> **WRITTEN PROBLEM**
Print the whole listing exactly.

> **DATASET EXTRACT**

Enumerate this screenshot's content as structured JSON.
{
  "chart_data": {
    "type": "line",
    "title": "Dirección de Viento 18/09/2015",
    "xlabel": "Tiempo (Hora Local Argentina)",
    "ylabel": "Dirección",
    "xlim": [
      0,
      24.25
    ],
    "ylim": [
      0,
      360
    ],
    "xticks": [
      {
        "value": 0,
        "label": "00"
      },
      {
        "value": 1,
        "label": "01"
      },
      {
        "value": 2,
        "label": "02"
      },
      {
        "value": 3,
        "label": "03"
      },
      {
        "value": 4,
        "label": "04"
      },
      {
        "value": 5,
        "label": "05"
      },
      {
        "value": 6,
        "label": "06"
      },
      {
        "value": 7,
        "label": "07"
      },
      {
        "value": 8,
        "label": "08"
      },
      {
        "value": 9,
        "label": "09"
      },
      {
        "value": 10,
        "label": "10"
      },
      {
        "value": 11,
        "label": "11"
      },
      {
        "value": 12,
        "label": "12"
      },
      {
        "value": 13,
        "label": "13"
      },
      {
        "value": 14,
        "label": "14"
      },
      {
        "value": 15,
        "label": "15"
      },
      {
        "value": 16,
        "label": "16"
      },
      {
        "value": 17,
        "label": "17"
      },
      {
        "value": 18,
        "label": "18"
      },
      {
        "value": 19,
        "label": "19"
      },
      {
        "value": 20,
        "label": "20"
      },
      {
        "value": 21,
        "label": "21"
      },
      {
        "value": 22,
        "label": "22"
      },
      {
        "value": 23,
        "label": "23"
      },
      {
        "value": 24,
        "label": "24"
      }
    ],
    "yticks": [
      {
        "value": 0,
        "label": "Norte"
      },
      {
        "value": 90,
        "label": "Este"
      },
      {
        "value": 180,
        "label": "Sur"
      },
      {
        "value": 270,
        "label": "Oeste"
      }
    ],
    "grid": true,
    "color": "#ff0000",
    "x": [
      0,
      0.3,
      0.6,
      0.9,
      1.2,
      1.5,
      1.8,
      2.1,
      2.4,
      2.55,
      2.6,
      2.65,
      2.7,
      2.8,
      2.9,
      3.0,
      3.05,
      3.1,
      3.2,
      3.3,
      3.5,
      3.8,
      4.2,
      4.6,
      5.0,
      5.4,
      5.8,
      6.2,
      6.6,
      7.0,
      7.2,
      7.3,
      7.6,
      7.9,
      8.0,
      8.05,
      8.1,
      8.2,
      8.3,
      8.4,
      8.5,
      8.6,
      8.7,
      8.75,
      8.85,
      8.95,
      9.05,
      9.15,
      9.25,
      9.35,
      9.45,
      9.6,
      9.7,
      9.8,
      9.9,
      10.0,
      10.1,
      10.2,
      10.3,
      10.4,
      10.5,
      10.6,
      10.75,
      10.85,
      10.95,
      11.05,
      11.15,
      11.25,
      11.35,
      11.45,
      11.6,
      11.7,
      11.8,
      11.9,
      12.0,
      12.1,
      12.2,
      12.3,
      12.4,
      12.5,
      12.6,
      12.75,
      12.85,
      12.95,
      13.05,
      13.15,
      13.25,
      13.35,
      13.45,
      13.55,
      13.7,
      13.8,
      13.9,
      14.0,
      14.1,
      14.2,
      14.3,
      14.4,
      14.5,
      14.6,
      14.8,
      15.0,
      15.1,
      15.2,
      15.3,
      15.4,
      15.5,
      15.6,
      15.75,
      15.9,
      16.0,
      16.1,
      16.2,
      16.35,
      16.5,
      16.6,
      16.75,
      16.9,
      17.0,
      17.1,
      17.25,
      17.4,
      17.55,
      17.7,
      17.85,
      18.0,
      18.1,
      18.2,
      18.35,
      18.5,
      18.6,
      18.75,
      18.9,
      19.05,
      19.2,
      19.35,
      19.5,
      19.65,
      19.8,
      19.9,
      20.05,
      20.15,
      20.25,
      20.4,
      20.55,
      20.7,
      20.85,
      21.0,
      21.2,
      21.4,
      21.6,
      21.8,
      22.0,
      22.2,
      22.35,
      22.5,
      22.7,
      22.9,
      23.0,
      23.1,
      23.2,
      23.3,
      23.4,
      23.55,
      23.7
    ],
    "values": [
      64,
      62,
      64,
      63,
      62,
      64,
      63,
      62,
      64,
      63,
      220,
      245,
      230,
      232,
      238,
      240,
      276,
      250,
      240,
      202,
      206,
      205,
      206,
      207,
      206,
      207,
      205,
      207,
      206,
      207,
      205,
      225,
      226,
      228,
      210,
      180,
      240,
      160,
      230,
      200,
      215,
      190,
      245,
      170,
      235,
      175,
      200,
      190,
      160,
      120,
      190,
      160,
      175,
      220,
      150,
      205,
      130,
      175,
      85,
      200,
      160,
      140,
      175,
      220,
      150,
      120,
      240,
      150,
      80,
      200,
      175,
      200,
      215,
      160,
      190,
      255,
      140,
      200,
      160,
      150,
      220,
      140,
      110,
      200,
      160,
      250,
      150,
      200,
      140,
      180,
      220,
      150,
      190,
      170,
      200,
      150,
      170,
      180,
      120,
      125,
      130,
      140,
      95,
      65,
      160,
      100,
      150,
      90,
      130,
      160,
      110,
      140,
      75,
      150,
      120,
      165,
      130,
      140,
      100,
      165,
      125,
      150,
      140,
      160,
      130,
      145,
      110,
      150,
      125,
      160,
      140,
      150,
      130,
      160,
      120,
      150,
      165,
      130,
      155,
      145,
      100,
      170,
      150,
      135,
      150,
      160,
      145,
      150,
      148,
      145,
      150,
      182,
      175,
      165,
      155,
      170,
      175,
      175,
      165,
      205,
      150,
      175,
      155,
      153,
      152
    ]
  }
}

> **SOLUTION FOR THIS EXERCISE**
Enumerate this screenshot's content as structured JSON.
{
  "chart_data": {
    "type": "line",
    "title": "Dirección de Viento 18/09/2015",
    "xlabel": "Tiempo (Hora Local Argentina)",
    "ylabel": "Dirección",
    "xlim": [
      0,
      24.25
    ],
    "ylim": [
      0,
      360
    ],
    "xticks": [
      {
        "value": 0,
        "label": "00"
      },
      {
        "value": 1,
        "label": "01"
      },
      {
        "value": 2,
        "label": "02"
      },
      {
        "value": 3,
        "label": "03"
      },
      {
        "value": 4,
        "label": "04"
      },
      {
        "value": 5,
        "label": "05"
      },
      {
        "value": 6,
        "label": "06"
      },
      {
        "value": 7,
        "label": "07"
      },
      {
        "value": 8,
        "label": "08"
      },
      {
        "value": 9,
        "label": "09"
      },
      {
        "value": 10,
        "label": "10"
      },
      {
        "value": 11,
        "label": "11"
      },
      {
        "value": 12,
        "label": "12"
      },
      {
        "value": 13,
        "label": "13"
      },
      {
        "value": 14,
        "label": "14"
      },
      {
        "value": 15,
        "label": "15"
      },
      {
        "value": 16,
        "label": "16"
      },
      {
        "value": 17,
        "label": "17"
      },
      {
        "value": 18,
        "label": "18"
      },
      {
        "value": 19,
        "label": "19"
      },
      {
        "value": 20,
        "label": "20"
      },
      {
        "value": 21,
        "label": "21"
      },
      {
        "value": 22,
        "label": "22"
      },
      {
        "value": 23,
        "label": "23"
      },
      {
        "value": 24,
        "label": "24"
      }
    ],
    "yticks": [
      {
        "value": 0,
        "label": "Norte"
      },
      {
        "value": 90,
        "label": "Este"
      },
      {
        "value": 180,
        "label": "Sur"
      },
      {
        "value": 270,
        "label": "Oeste"
      }
    ],
    "grid": true,
    "color": "#ff0000",
    "x": [
      0,
      0.3,
      0.6,
      0.9,
      1.2,
      1.5,
      1.8,
      2.1,
      2.4,
      2.55,
      2.6,
      2.65,
      2.7,
      2.8,
      2.9,
      3.0,
      3.05,
      3.1,
      3.2,
      3.3,
      3.5,
      3.8,
      4.2,
      4.6,
      5.0,
      5.4,
      5.8,
      6.2,
      6.6,
      7.0,
      7.2,
      7.3,
      7.6,
      7.9,
      8.0,
      8.05,
      8.1,
      8.2,
      8.3,
      8.4,
      8.5,
      8.6,
      8.7,
      8.75,
      8.85,
      8.95,
      9.05,
      9.15,
      9.25,
      9.35,
      9.45,
      9.6,
      9.7,
      9.8,
      9.9,
      10.0,
      10.1,
      10.2,
      10.3,
      10.4,
      10.5,
      10.6,
      10.75,
      10.85,
      10.95,
      11.05,
      11.15,
      11.25,
      11.35,
      11.45,
      11.6,
      11.7,
      11.8,
      11.9,
      12.0,
      12.1,
      12.2,
      12.3,
      12.4,
      12.5,
      12.6,
      12.75,
      12.85,
      12.95,
      13.05,
      13.15,
      13.25,
      13.35,
      13.45,
      13.55,
      13.7,
      13.8,
      13.9,
      14.0,
      14.1,
      14.2,
      14.3,
      14.4,
      14.5,
      14.6,
      14.8,
      15.0,
      15.1,
      15.2,
      15.3,
      15.4,
      15.5,
      15.6,
      15.75,
      15.9,
      16.0,
      16.1,
      16.2,
      16.35,
      16.5,
      16.6,
      16.75,
      16.9,
      17.0,
      17.1,
      17.25,
      17.4,
      17.55,
      17.7,
      17.85,
      18.0,
      18.1,
      18.2,
      18.35,
      18.5,
      18.6,
      18.75,
      18.9,
      19.05,
      19.2,
      19.35,
      19.5,
      19.65,
      19.8,
      19.9,
      20.05,
      20.15,
      20.25,
      20.4,
      20.55,
      20.7,
      20.85,
      21.0,
      21.2,
      21.4,
      21.6,
      21.8,
      22.0,
      22.2,
      22.35,
      22.5,
      22.7,
      22.9,
      23.0,
      23.1,
      23.2,
      23.3,
      23.4,
      23.55,
      23.7
    ],
    "values": [
      64,
      62,
      64,
      63,
      62,
      64,
      63,
      62,
      64,
      63,
      220,
      245,
      230,
      232,
      238,
      240,
      276,
      250,
      240,
      202,
      206,
      205,
      206,
      207,
      206,
      207,
      205,
      207,
      206,
      207,
      205,
      225,
      226,
      228,
      210,
      180,
      240,
      160,
      230,
      200,
      215,
      190,
      245,
      170,
      235,
      175,
      200,
      190,
      160,
      120,
      190,
      160,
      175,
      220,
      150,
      205,
      130,
      175,
      85,
      200,
      160,
      140,
      175,
      220,
      150,
      120,
      240,
      150,
      80,
      200,
      175,
      200,
      215,
      160,
      190,
      255,
      140,
      200,
      160,
      150,
      220,
      140,
      110,
      200,
      160,
      250,
      150,
      200,
      140,
      180,
      220,
      150,
      190,
      170,
      200,
      150,
      170,
      180,
      120,
      125,
      130,
      140,
      95,
      65,
      160,
      100,
      150,
      90,
      130,
      160,
      110,
      140,
      75,
      150,
      120,
      165,
      130,
      140,
      100,
      165,
      125,
      150,
      140,
      160,
      130,
      145,
      110,
      150,
      125,
      160,
      140,
      150,
      130,
      160,
      120,
      150,
      165,
      130,
      155,
      145,
      100,
      170,
      150,
      135,
      150,
      160,
      145,
      150,
      148,
      145,
      150,
      182,
      175,
      165,
      155,
      170,
      175,
      175,
      165,
      205,
      150,
      175,
      155,
      153,
      152
    ]
  }
}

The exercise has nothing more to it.